--- begin DATA EXCERPTS ---

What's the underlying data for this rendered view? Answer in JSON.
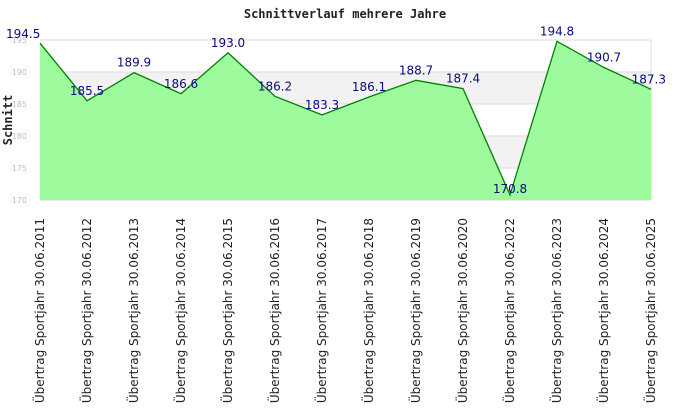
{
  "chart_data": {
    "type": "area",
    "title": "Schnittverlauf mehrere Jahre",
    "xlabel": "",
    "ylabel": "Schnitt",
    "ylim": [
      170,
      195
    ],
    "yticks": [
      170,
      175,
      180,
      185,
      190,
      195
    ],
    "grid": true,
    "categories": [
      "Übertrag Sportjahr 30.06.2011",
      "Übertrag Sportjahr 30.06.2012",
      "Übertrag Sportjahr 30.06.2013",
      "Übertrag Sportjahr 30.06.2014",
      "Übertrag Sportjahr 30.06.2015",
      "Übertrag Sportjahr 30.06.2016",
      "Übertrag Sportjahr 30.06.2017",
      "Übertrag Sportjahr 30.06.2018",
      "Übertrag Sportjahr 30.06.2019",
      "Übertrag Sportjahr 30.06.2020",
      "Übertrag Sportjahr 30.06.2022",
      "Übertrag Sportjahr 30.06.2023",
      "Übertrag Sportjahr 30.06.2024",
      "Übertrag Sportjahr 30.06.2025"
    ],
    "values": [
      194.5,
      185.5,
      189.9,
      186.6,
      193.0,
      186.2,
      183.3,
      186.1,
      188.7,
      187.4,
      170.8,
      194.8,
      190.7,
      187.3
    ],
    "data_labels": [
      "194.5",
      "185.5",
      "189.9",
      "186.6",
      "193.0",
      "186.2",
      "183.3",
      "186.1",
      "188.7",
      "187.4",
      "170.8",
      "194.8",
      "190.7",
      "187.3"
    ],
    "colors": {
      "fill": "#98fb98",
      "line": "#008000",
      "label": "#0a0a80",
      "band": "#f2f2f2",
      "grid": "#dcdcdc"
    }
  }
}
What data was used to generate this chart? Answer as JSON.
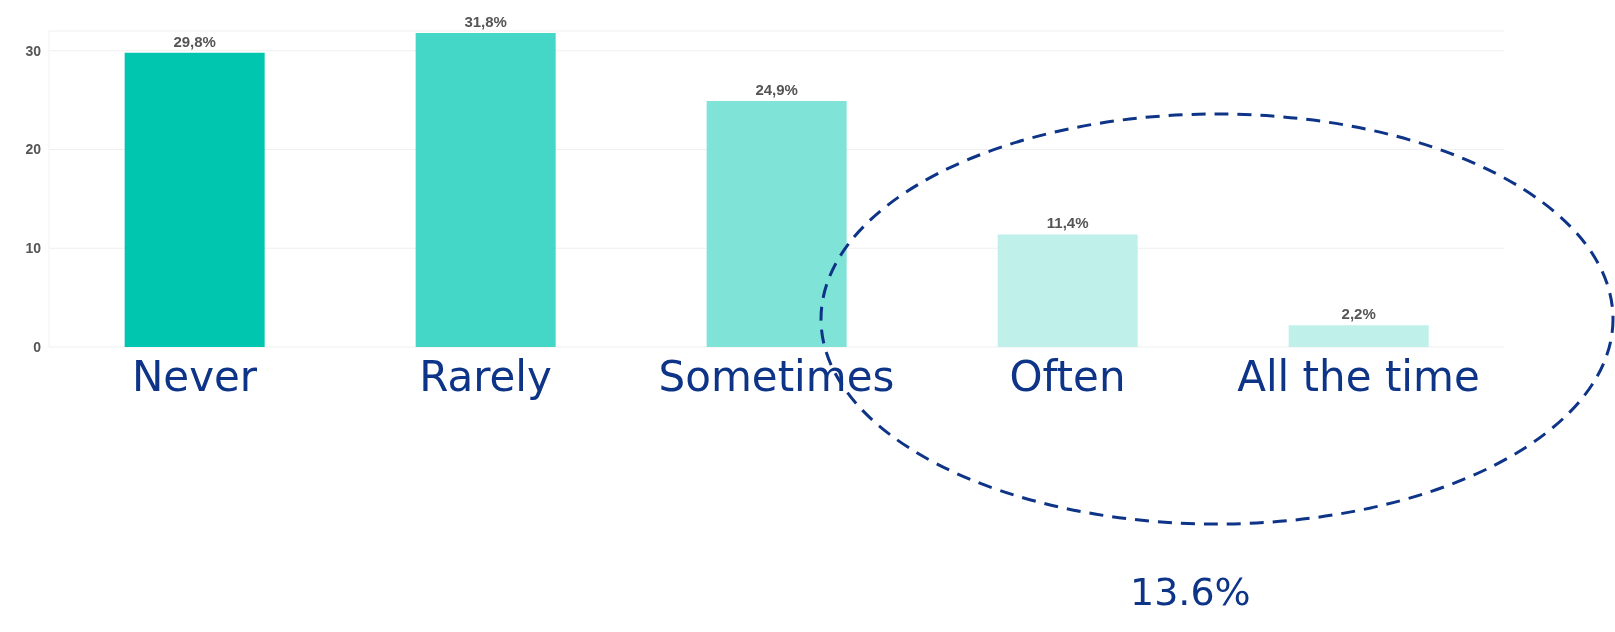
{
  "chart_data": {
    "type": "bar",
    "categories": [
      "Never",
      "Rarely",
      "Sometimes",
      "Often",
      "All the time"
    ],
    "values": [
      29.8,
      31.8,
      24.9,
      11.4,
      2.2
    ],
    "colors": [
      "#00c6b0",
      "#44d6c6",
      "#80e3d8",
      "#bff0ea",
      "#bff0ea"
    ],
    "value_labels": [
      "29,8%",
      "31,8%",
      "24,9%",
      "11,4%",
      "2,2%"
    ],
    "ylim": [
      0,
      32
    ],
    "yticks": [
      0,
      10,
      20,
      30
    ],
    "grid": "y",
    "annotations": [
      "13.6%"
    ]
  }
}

--- end DATA EXCERPTS ---

TASK DESCRIPTION.
Of the lines above, how many include the word "What"? Reply with the number only.

EXERCISE SOLUTION.
2